■ **Task prompt**
Spot every line with the word "from" and return it.

■ **Data section**
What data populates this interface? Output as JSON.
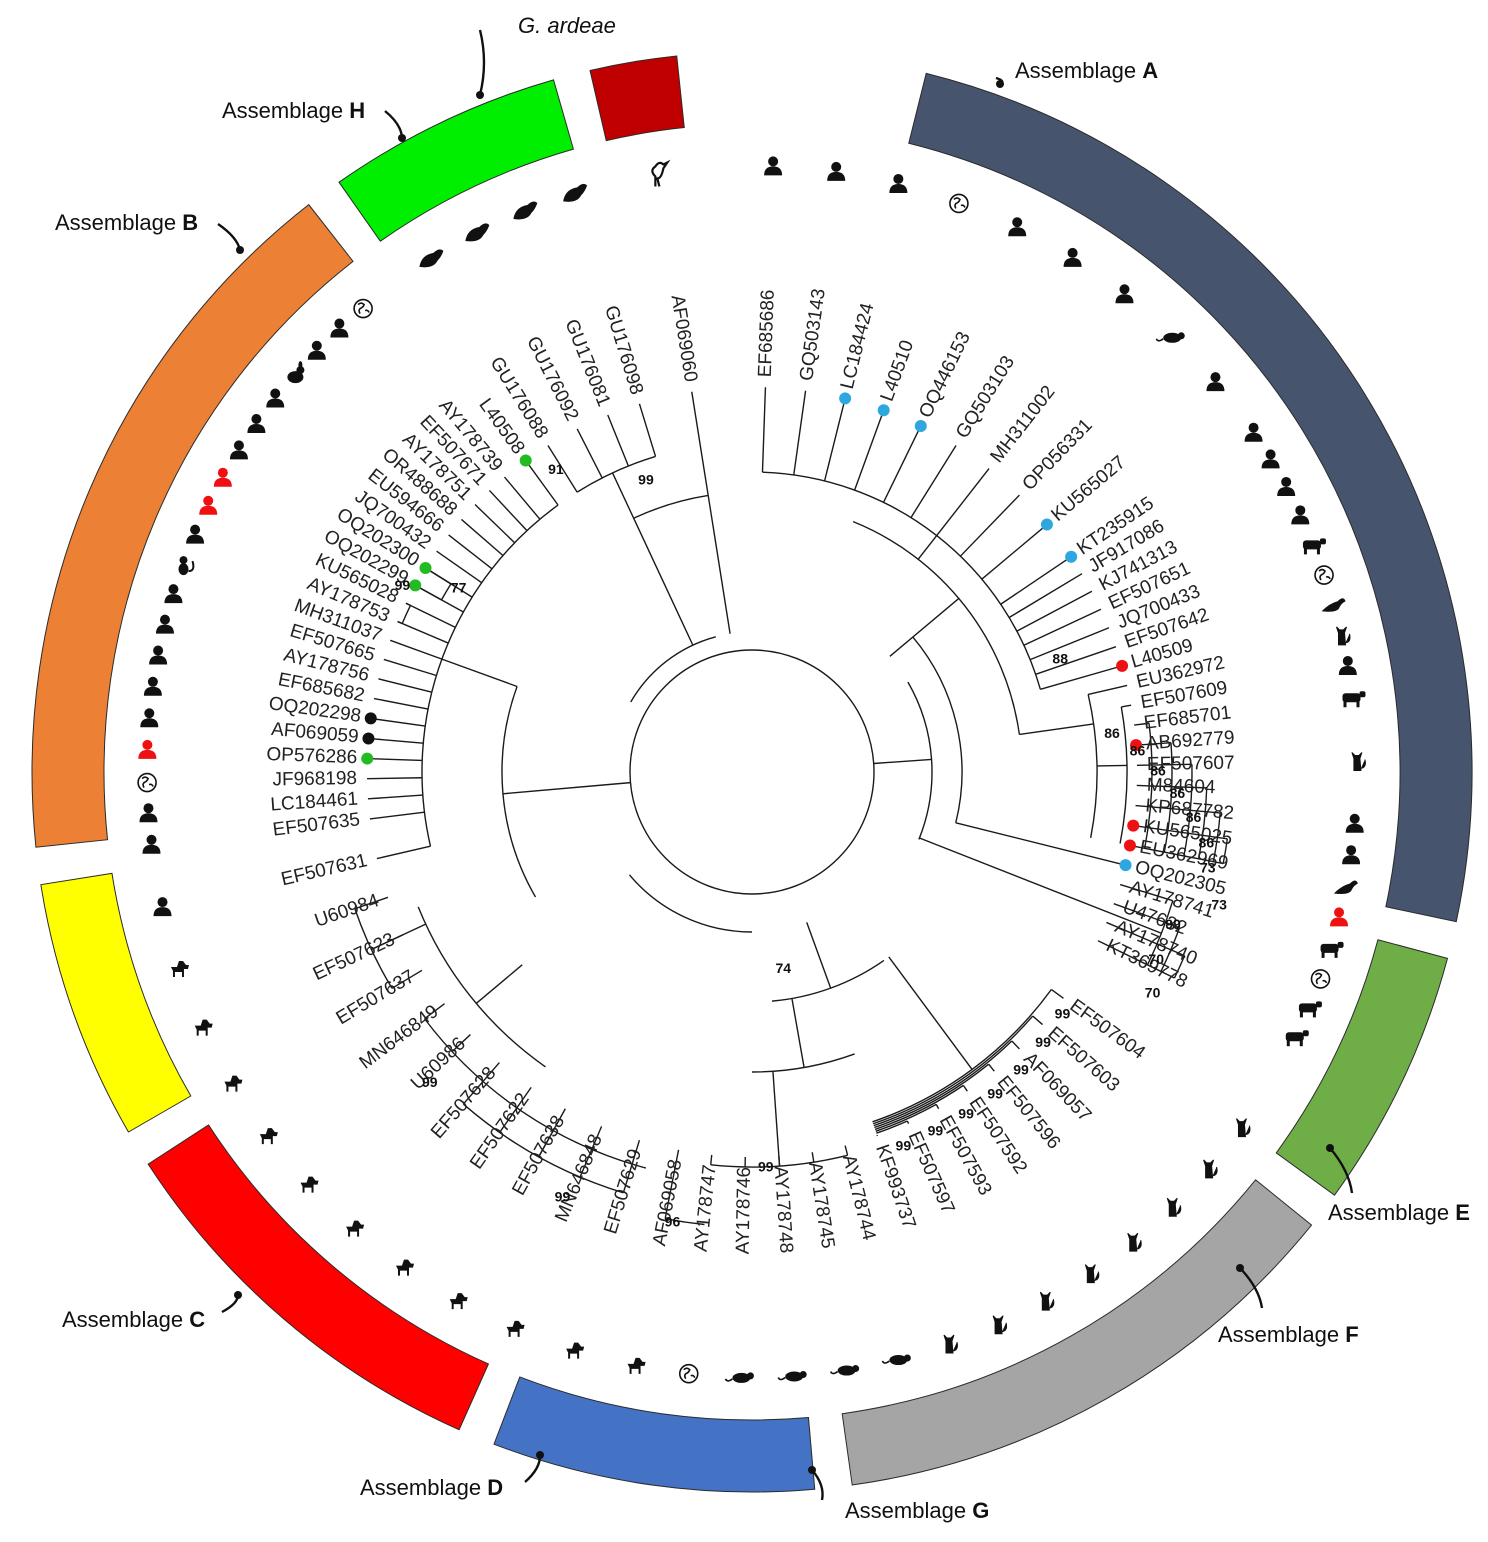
{
  "colors": {
    "A": "#46546d",
    "B": "#ec8034",
    "C": "#ffff00",
    "D": "#ff0000",
    "E": "#6fad47",
    "F": "#a5a5a5",
    "G": "#4472c4",
    "H": "#00ee00",
    "ardeae": "#c00000",
    "marker_blue": "#2ea7e0",
    "marker_red": "#ee1111",
    "marker_green": "#22bb22",
    "marker_black": "#111111",
    "host_red": "#ee1111",
    "host_black": "#111111"
  },
  "assemblages": [
    {
      "id": "A",
      "prefix": "Assemblage ",
      "letter": "A",
      "color": "#46546d",
      "from": 14,
      "to": 102
    },
    {
      "id": "E",
      "prefix": "Assemblage ",
      "letter": "E",
      "color": "#6fad47",
      "from": 105,
      "to": 126
    },
    {
      "id": "F",
      "prefix": "Assemblage ",
      "letter": "F",
      "color": "#a5a5a5",
      "from": 129,
      "to": 172
    },
    {
      "id": "G",
      "prefix": "Assemblage ",
      "letter": "G",
      "color": "#4472c4",
      "from": 175,
      "to": 201
    },
    {
      "id": "D",
      "prefix": "Assemblage ",
      "letter": "D",
      "color": "#ff0000",
      "from": 204,
      "to": 237
    },
    {
      "id": "C",
      "prefix": "Assemblage ",
      "letter": "C",
      "color": "#ffff00",
      "from": 240,
      "to": 261
    },
    {
      "id": "B",
      "prefix": "Assemblage ",
      "letter": "B",
      "color": "#ec8034",
      "from": 264,
      "to": 322
    },
    {
      "id": "H",
      "prefix": "Assemblage ",
      "letter": "H",
      "color": "#00ee00",
      "from": 325,
      "to": 344
    },
    {
      "id": "ardeae",
      "prefix": "",
      "letter": "",
      "italic": "G. ardeae",
      "color": "#c00000",
      "from": 347,
      "to": 354
    }
  ],
  "leaves": [
    {
      "id": "EF685686",
      "angle": 2,
      "marker": "",
      "host": "human",
      "hc": "black"
    },
    {
      "id": "GQ503143",
      "angle": 8,
      "marker": "",
      "host": "human",
      "hc": "black"
    },
    {
      "id": "LC184424",
      "angle": 14,
      "marker": "blue",
      "host": "human",
      "hc": "black"
    },
    {
      "id": "L40510",
      "angle": 20,
      "marker": "blue",
      "host": "world",
      "hc": "black"
    },
    {
      "id": "OQ446153",
      "angle": 26,
      "marker": "blue",
      "host": "human",
      "hc": "black"
    },
    {
      "id": "GQ503103",
      "angle": 32,
      "marker": "",
      "host": "human",
      "hc": "black"
    },
    {
      "id": "MH311002",
      "angle": 38,
      "marker": "",
      "host": "human",
      "hc": "black"
    },
    {
      "id": "OP056331",
      "angle": 44,
      "marker": "",
      "host": "rodent",
      "hc": "black"
    },
    {
      "id": "KU565027",
      "angle": 50,
      "marker": "blue",
      "host": "human",
      "hc": "black"
    },
    {
      "id": "KT235915",
      "angle": 56,
      "marker": "blue",
      "host": "human",
      "hc": "black"
    },
    {
      "id": "JF917086",
      "angle": 59,
      "marker": "",
      "host": "human",
      "hc": "black"
    },
    {
      "id": "KJ741313",
      "angle": 62,
      "marker": "",
      "host": "human",
      "hc": "black"
    },
    {
      "id": "EF507651",
      "angle": 65,
      "marker": "",
      "host": "human",
      "hc": "black"
    },
    {
      "id": "JQ700433",
      "angle": 68,
      "marker": "",
      "host": "cow",
      "hc": "black"
    },
    {
      "id": "EF507642",
      "angle": 71,
      "marker": "",
      "host": "world",
      "hc": "black"
    },
    {
      "id": "L40509",
      "angle": 74,
      "marker": "red",
      "host": "seal",
      "hc": "black"
    },
    {
      "id": "EU362972",
      "angle": 77,
      "marker": "",
      "host": "cat",
      "hc": "black"
    },
    {
      "id": "EF507609",
      "angle": 80,
      "marker": "",
      "host": "human",
      "hc": "black"
    },
    {
      "id": "EF685701",
      "angle": 83,
      "marker": "",
      "host": "sheep",
      "hc": "black"
    },
    {
      "id": "AB692779",
      "angle": 86,
      "marker": "red",
      "host": "",
      "hc": "black"
    },
    {
      "id": "EF507607",
      "angle": 89,
      "marker": "",
      "host": "cat",
      "hc": "black"
    },
    {
      "id": "M84604",
      "angle": 92,
      "marker": "",
      "host": "",
      "hc": "black"
    },
    {
      "id": "KP687782",
      "angle": 95,
      "marker": "",
      "host": "human",
      "hc": "black"
    },
    {
      "id": "KU565025",
      "angle": 98,
      "marker": "red",
      "host": "human",
      "hc": "black"
    },
    {
      "id": "EU362969",
      "angle": 101,
      "marker": "red",
      "host": "seal",
      "hc": "black"
    },
    {
      "id": "OQ202305",
      "angle": 104,
      "marker": "blue",
      "host": "human",
      "hc": "red"
    },
    {
      "id": "AY178741",
      "angle": 107,
      "marker": "",
      "host": "pig",
      "hc": "black"
    },
    {
      "id": "U47632",
      "angle": 110,
      "marker": "",
      "host": "world",
      "hc": "black"
    },
    {
      "id": "AY178740",
      "angle": 113,
      "marker": "",
      "host": "cow",
      "hc": "black"
    },
    {
      "id": "KT369778",
      "angle": 116,
      "marker": "",
      "host": "cow",
      "hc": "black"
    },
    {
      "id": "EF507604",
      "angle": 126,
      "marker": "",
      "host": "cat",
      "hc": "black"
    },
    {
      "id": "EF507603",
      "angle": 131,
      "marker": "",
      "host": "cat",
      "hc": "black"
    },
    {
      "id": "AF069057",
      "angle": 136,
      "marker": "",
      "host": "cat",
      "hc": "black"
    },
    {
      "id": "EF507596",
      "angle": 141,
      "marker": "",
      "host": "cat",
      "hc": "black"
    },
    {
      "id": "EF507592",
      "angle": 146,
      "marker": "",
      "host": "cat",
      "hc": "black"
    },
    {
      "id": "EF507593",
      "angle": 151,
      "marker": "",
      "host": "cat",
      "hc": "black"
    },
    {
      "id": "EF507597",
      "angle": 156,
      "marker": "",
      "host": "cat",
      "hc": "black"
    },
    {
      "id": "KF993737",
      "angle": 161,
      "marker": "",
      "host": "cat",
      "hc": "black"
    },
    {
      "id": "AY178744",
      "angle": 166,
      "marker": "",
      "host": "rodent",
      "hc": "black"
    },
    {
      "id": "AY178745",
      "angle": 171,
      "marker": "",
      "host": "rodent",
      "hc": "black"
    },
    {
      "id": "AY178748",
      "angle": 176,
      "marker": "",
      "host": "rodent",
      "hc": "black"
    },
    {
      "id": "AY178746",
      "angle": 181,
      "marker": "",
      "host": "rodent",
      "hc": "black"
    },
    {
      "id": "AY178747",
      "angle": 186,
      "marker": "",
      "host": "world",
      "hc": "black"
    },
    {
      "id": "AF069058",
      "angle": 191,
      "marker": "",
      "host": "dog",
      "hc": "black"
    },
    {
      "id": "EF507629",
      "angle": 197,
      "marker": "",
      "host": "dog",
      "hc": "black"
    },
    {
      "id": "MN646848",
      "angle": 203,
      "marker": "",
      "host": "dog",
      "hc": "black"
    },
    {
      "id": "EF507638",
      "angle": 209,
      "marker": "",
      "host": "dog",
      "hc": "black"
    },
    {
      "id": "EF507622",
      "angle": 215,
      "marker": "",
      "host": "dog",
      "hc": "black"
    },
    {
      "id": "EF507628",
      "angle": 221,
      "marker": "",
      "host": "dog",
      "hc": "black"
    },
    {
      "id": "U60986",
      "angle": 227,
      "marker": "",
      "host": "dog",
      "hc": "black"
    },
    {
      "id": "MN646849",
      "angle": 233,
      "marker": "",
      "host": "dog",
      "hc": "black"
    },
    {
      "id": "EF507637",
      "angle": 239,
      "marker": "",
      "host": "dog",
      "hc": "black"
    },
    {
      "id": "EF507623",
      "angle": 245,
      "marker": "",
      "host": "dog",
      "hc": "black"
    },
    {
      "id": "U60984",
      "angle": 251,
      "marker": "",
      "host": "dog",
      "hc": "black"
    },
    {
      "id": "EF507631",
      "angle": 257,
      "marker": "",
      "host": "human",
      "hc": "black"
    },
    {
      "id": "EF507635",
      "angle": 263,
      "marker": "",
      "host": "human",
      "hc": "black"
    },
    {
      "id": "LC184461",
      "angle": 266,
      "marker": "",
      "host": "human",
      "hc": "black"
    },
    {
      "id": "JF968198",
      "angle": 269,
      "marker": "",
      "host": "world",
      "hc": "black"
    },
    {
      "id": "OP576286",
      "angle": 272,
      "marker": "green",
      "host": "human",
      "hc": "red"
    },
    {
      "id": "AF069059",
      "angle": 275,
      "marker": "black",
      "host": "human",
      "hc": "black"
    },
    {
      "id": "OQ202298",
      "angle": 278,
      "marker": "black",
      "host": "human",
      "hc": "black"
    },
    {
      "id": "EF685682",
      "angle": 281,
      "marker": "",
      "host": "human",
      "hc": "black"
    },
    {
      "id": "AY178756",
      "angle": 284,
      "marker": "",
      "host": "human",
      "hc": "black"
    },
    {
      "id": "EF507665",
      "angle": 287,
      "marker": "",
      "host": "human",
      "hc": "black"
    },
    {
      "id": "MH311037",
      "angle": 290,
      "marker": "",
      "host": "monkey",
      "hc": "black"
    },
    {
      "id": "AY178753",
      "angle": 293,
      "marker": "",
      "host": "human",
      "hc": "black"
    },
    {
      "id": "KU565028",
      "angle": 296,
      "marker": "",
      "host": "human",
      "hc": "red"
    },
    {
      "id": "OQ202299",
      "angle": 299,
      "marker": "green",
      "host": "human",
      "hc": "red"
    },
    {
      "id": "OQ202300",
      "angle": 302,
      "marker": "green",
      "host": "human",
      "hc": "black"
    },
    {
      "id": "JQ700432",
      "angle": 305,
      "marker": "",
      "host": "human",
      "hc": "black"
    },
    {
      "id": "EU594666",
      "angle": 308,
      "marker": "",
      "host": "human",
      "hc": "black"
    },
    {
      "id": "OR488688",
      "angle": 311,
      "marker": "",
      "host": "chinchilla",
      "hc": "black"
    },
    {
      "id": "AY178751",
      "angle": 314,
      "marker": "",
      "host": "human",
      "hc": "black"
    },
    {
      "id": "EF507671",
      "angle": 317,
      "marker": "",
      "host": "human",
      "hc": "black"
    },
    {
      "id": "AY178739",
      "angle": 320,
      "marker": "",
      "host": "world",
      "hc": "black"
    },
    {
      "id": "L40508",
      "angle": 324,
      "marker": "green",
      "host": "",
      "hc": "black"
    },
    {
      "id": "GU176088",
      "angle": 328,
      "marker": "",
      "host": "muskrat",
      "hc": "black"
    },
    {
      "id": "GU176092",
      "angle": 333,
      "marker": "",
      "host": "muskrat",
      "hc": "black"
    },
    {
      "id": "GU176081",
      "angle": 338,
      "marker": "",
      "host": "muskrat",
      "hc": "black"
    },
    {
      "id": "GU176098",
      "angle": 343,
      "marker": "",
      "host": "muskrat",
      "hc": "black"
    },
    {
      "id": "AF069060",
      "angle": 351,
      "marker": "",
      "host": "heron",
      "hc": "black"
    }
  ],
  "bootstrap": [
    {
      "v": "99",
      "angle": 340,
      "r": 310
    },
    {
      "v": "91",
      "angle": 327,
      "r": 360
    },
    {
      "v": "77",
      "angle": 302,
      "r": 346
    },
    {
      "v": "99",
      "angle": 298,
      "r": 396
    },
    {
      "v": "88",
      "angle": 70,
      "r": 328
    },
    {
      "v": "86",
      "angle": 84,
      "r": 362
    },
    {
      "v": "86",
      "angle": 87,
      "r": 386
    },
    {
      "v": "86",
      "angle": 90,
      "r": 406
    },
    {
      "v": "86",
      "angle": 93,
      "r": 426
    },
    {
      "v": "86",
      "angle": 96,
      "r": 444
    },
    {
      "v": "86",
      "angle": 99,
      "r": 460
    },
    {
      "v": "73",
      "angle": 102,
      "r": 466
    },
    {
      "v": "73",
      "angle": 106,
      "r": 486
    },
    {
      "v": "74",
      "angle": 171,
      "r": 200
    },
    {
      "v": "99",
      "angle": 110,
      "r": 448
    },
    {
      "v": "70",
      "angle": 115,
      "r": 446
    },
    {
      "v": "70",
      "angle": 119,
      "r": 458
    },
    {
      "v": "99",
      "angle": 128,
      "r": 394
    },
    {
      "v": "99",
      "angle": 133,
      "r": 398
    },
    {
      "v": "99",
      "angle": 138,
      "r": 402
    },
    {
      "v": "99",
      "angle": 143,
      "r": 404
    },
    {
      "v": "99",
      "angle": 148,
      "r": 404
    },
    {
      "v": "99",
      "angle": 153,
      "r": 404
    },
    {
      "v": "99",
      "angle": 158,
      "r": 404
    },
    {
      "v": "99",
      "angle": 178,
      "r": 396
    },
    {
      "v": "96",
      "angle": 190,
      "r": 458
    },
    {
      "v": "99",
      "angle": 204,
      "r": 466
    },
    {
      "v": "99",
      "angle": 226,
      "r": 448
    }
  ]
}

■ **Correct result**
      "from": 14,
      "from": 105,
      "from": 129,
      "from": 175,
      "from": 204,
      "from": 240,
      "from": 264,
      "from": 325,
      "from": 347,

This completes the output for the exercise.